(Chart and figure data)
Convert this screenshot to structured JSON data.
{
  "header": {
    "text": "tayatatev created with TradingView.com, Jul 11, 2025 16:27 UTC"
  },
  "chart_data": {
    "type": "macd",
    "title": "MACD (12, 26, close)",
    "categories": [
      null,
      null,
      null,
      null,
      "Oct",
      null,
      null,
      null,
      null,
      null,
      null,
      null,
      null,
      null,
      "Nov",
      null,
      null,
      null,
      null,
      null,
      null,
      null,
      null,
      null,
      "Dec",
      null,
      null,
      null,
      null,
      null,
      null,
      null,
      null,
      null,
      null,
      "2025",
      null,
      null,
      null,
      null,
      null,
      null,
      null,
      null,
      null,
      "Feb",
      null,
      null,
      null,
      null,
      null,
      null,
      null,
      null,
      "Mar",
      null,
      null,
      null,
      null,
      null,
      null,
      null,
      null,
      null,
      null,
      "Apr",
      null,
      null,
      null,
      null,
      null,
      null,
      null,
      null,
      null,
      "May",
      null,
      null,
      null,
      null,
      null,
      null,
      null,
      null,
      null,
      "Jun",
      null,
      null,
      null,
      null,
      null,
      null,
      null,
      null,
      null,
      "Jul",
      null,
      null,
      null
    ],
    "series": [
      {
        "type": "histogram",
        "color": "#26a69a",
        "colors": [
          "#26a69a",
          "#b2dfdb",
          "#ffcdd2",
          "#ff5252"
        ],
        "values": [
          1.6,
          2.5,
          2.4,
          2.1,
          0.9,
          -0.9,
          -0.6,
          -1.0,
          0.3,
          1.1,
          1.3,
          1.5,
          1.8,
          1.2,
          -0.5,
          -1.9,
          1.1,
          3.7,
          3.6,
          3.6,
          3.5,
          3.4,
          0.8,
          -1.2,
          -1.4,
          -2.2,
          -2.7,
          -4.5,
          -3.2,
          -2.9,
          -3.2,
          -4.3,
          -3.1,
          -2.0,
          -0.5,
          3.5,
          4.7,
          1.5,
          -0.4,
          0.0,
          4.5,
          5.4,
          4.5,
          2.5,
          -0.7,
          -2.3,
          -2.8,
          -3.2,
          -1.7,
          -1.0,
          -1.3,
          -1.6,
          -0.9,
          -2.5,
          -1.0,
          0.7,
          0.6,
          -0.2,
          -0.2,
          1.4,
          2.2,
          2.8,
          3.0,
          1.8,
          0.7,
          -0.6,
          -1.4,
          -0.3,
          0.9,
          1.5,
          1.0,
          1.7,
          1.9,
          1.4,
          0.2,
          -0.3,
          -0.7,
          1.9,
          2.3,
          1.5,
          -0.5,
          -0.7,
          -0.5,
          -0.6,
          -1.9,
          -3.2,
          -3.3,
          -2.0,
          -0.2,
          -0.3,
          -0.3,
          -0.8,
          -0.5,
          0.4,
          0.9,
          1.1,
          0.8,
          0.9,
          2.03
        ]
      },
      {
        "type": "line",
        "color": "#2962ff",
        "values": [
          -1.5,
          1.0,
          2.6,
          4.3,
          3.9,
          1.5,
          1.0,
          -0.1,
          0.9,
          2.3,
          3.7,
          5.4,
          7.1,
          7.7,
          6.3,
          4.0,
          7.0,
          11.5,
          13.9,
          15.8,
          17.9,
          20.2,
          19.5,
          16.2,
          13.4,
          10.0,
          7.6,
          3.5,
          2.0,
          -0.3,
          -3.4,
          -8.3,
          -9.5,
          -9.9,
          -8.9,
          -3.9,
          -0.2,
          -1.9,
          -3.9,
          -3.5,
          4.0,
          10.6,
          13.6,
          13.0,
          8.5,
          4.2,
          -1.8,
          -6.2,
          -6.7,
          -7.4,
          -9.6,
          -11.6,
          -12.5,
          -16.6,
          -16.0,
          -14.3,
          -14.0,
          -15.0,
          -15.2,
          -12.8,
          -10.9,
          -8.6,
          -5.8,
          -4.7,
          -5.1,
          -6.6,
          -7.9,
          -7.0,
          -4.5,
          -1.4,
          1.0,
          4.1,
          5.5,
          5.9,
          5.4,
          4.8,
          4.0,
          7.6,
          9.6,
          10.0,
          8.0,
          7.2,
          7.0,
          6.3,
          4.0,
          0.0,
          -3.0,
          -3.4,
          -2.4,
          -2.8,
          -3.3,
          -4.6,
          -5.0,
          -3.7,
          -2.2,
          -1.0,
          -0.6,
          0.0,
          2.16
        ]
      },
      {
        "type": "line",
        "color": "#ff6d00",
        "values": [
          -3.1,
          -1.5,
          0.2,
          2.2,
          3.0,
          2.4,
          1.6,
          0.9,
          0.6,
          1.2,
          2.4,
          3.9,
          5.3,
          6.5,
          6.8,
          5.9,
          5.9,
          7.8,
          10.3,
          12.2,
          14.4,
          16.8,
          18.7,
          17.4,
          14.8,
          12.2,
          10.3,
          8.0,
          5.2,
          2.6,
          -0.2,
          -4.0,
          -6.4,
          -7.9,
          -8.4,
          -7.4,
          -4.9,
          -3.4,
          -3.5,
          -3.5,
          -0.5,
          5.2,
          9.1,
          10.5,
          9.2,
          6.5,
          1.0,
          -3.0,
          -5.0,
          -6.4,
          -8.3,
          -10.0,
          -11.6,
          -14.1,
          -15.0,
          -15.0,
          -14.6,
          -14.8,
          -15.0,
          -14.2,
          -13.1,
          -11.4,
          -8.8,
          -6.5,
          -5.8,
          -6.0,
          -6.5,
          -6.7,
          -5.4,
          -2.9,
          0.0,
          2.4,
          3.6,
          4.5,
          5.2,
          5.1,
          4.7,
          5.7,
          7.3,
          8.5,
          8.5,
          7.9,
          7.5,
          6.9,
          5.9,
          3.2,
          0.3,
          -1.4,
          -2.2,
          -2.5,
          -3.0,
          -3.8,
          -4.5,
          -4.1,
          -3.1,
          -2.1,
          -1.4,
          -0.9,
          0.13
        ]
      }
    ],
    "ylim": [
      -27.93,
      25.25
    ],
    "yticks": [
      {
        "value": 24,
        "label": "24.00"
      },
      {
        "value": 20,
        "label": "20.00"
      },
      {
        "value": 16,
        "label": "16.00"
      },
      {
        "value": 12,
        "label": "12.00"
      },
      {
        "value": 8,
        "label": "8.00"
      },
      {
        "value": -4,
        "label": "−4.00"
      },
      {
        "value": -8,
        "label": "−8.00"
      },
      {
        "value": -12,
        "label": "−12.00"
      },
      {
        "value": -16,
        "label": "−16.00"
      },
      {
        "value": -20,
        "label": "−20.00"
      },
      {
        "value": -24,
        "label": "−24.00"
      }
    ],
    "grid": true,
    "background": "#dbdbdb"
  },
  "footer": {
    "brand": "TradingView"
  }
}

> **Objective**
Find every line in the records above that contains the word "label", and copy each one.

> **Output for this task**
        "label": "24.00"
        "label": "20.00"
        "label": "16.00"
        "label": "12.00"
        "label": "8.00"
        "label": "−4.00"
        "label": "−8.00"
        "label": "−12.00"
        "label": "−16.00"
        "label": "−20.00"
        "label": "−24.00"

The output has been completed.